Record excerpts:
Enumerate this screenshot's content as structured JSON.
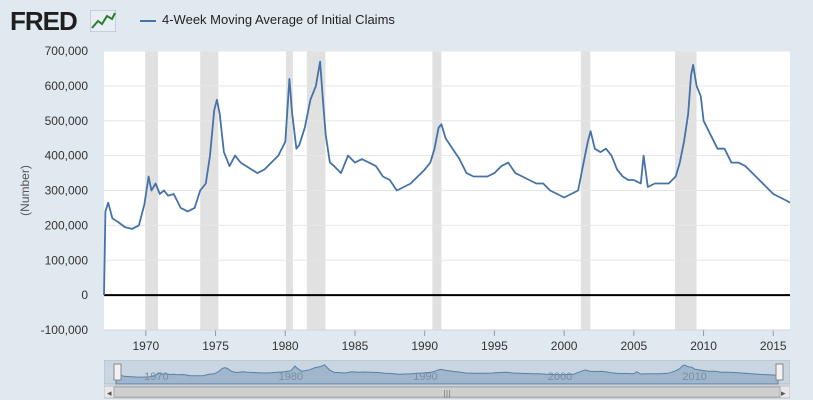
{
  "brand": {
    "logo_text": "FRED",
    "logo_icon": "line-chart-icon"
  },
  "legend": {
    "series_name": "4-Week Moving Average of Initial Claims"
  },
  "colors": {
    "series": "#4572a7",
    "recession": "#e1e1e1",
    "background": "#e1e9f0",
    "plot": "#ffffff"
  },
  "chart_data": {
    "type": "line",
    "title": "",
    "xlabel": "",
    "ylabel": "(Number)",
    "xlim": [
      1967.0,
      2016.2
    ],
    "ylim": [
      -100000,
      700000
    ],
    "x_ticks": [
      "1970",
      "1975",
      "1980",
      "1985",
      "1990",
      "1995",
      "2000",
      "2005",
      "2010",
      "2015"
    ],
    "y_ticks": [
      "-100,000",
      "0",
      "100,000",
      "200,000",
      "300,000",
      "400,000",
      "500,000",
      "600,000",
      "700,000"
    ],
    "grid": true,
    "legend_position": "top-left",
    "recessions": [
      [
        1969.95,
        1970.88
      ],
      [
        1973.9,
        1975.2
      ],
      [
        1980.05,
        1980.55
      ],
      [
        1981.55,
        1982.88
      ],
      [
        1990.55,
        1991.2
      ],
      [
        2001.2,
        2001.88
      ],
      [
        2007.95,
        2009.5
      ]
    ],
    "series": [
      {
        "name": "4-Week Moving Average of Initial Claims",
        "x": [
          1967.0,
          1967.1,
          1967.3,
          1967.6,
          1968.0,
          1968.5,
          1969.0,
          1969.5,
          1969.9,
          1970.2,
          1970.4,
          1970.7,
          1971.0,
          1971.3,
          1971.6,
          1972.0,
          1972.5,
          1973.0,
          1973.5,
          1973.9,
          1974.3,
          1974.6,
          1974.9,
          1975.1,
          1975.3,
          1975.6,
          1976.0,
          1976.4,
          1976.8,
          1977.2,
          1977.6,
          1978.0,
          1978.5,
          1979.0,
          1979.5,
          1980.0,
          1980.3,
          1980.5,
          1980.8,
          1981.0,
          1981.4,
          1981.8,
          1982.2,
          1982.5,
          1982.7,
          1982.9,
          1983.2,
          1983.5,
          1984.0,
          1984.5,
          1985.0,
          1985.5,
          1986.0,
          1986.5,
          1987.0,
          1987.5,
          1988.0,
          1988.5,
          1989.0,
          1989.5,
          1990.0,
          1990.4,
          1990.7,
          1991.0,
          1991.2,
          1991.5,
          1992.0,
          1992.5,
          1993.0,
          1993.5,
          1994.0,
          1994.5,
          1995.0,
          1995.5,
          1996.0,
          1996.5,
          1997.0,
          1997.5,
          1998.0,
          1998.5,
          1999.0,
          1999.5,
          2000.0,
          2000.5,
          2001.0,
          2001.3,
          2001.7,
          2001.9,
          2002.2,
          2002.6,
          2003.0,
          2003.4,
          2003.8,
          2004.2,
          2004.6,
          2005.0,
          2005.5,
          2005.7,
          2006.0,
          2006.5,
          2007.0,
          2007.5,
          2008.0,
          2008.3,
          2008.6,
          2008.9,
          2009.1,
          2009.25,
          2009.5,
          2009.8,
          2010.0,
          2010.5,
          2011.0,
          2011.5,
          2012.0,
          2012.5,
          2013.0,
          2013.5,
          2014.0,
          2014.5,
          2015.0,
          2015.5,
          2016.0,
          2016.2
        ],
        "values": [
          0,
          240000,
          265000,
          220000,
          210000,
          195000,
          190000,
          200000,
          260000,
          340000,
          300000,
          320000,
          290000,
          300000,
          285000,
          290000,
          250000,
          240000,
          250000,
          300000,
          320000,
          400000,
          530000,
          560000,
          520000,
          410000,
          370000,
          400000,
          380000,
          370000,
          360000,
          350000,
          360000,
          380000,
          400000,
          440000,
          620000,
          520000,
          420000,
          430000,
          480000,
          560000,
          600000,
          670000,
          560000,
          460000,
          380000,
          370000,
          350000,
          400000,
          380000,
          390000,
          380000,
          370000,
          340000,
          330000,
          300000,
          310000,
          320000,
          340000,
          360000,
          380000,
          420000,
          480000,
          490000,
          450000,
          420000,
          390000,
          350000,
          340000,
          340000,
          340000,
          350000,
          370000,
          380000,
          350000,
          340000,
          330000,
          320000,
          320000,
          300000,
          290000,
          280000,
          290000,
          300000,
          360000,
          440000,
          470000,
          420000,
          410000,
          420000,
          400000,
          360000,
          340000,
          330000,
          330000,
          320000,
          400000,
          310000,
          320000,
          320000,
          320000,
          340000,
          380000,
          440000,
          520000,
          630000,
          660000,
          600000,
          570000,
          500000,
          460000,
          420000,
          420000,
          380000,
          380000,
          370000,
          350000,
          330000,
          310000,
          290000,
          280000,
          270000,
          265000
        ]
      }
    ]
  },
  "navigator": {
    "labels": [
      "1970",
      "1980",
      "1990",
      "2000",
      "2010"
    ],
    "scroll_left": "◂",
    "scroll_right": "▸",
    "grip": "|||"
  }
}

Exercise aim:
Read the data above and pull out each line that holds the string "Week".

Solution:
    "series_name": "4-Week Moving Average of Initial Claims"
        "name": "4-Week Moving Average of Initial Claims",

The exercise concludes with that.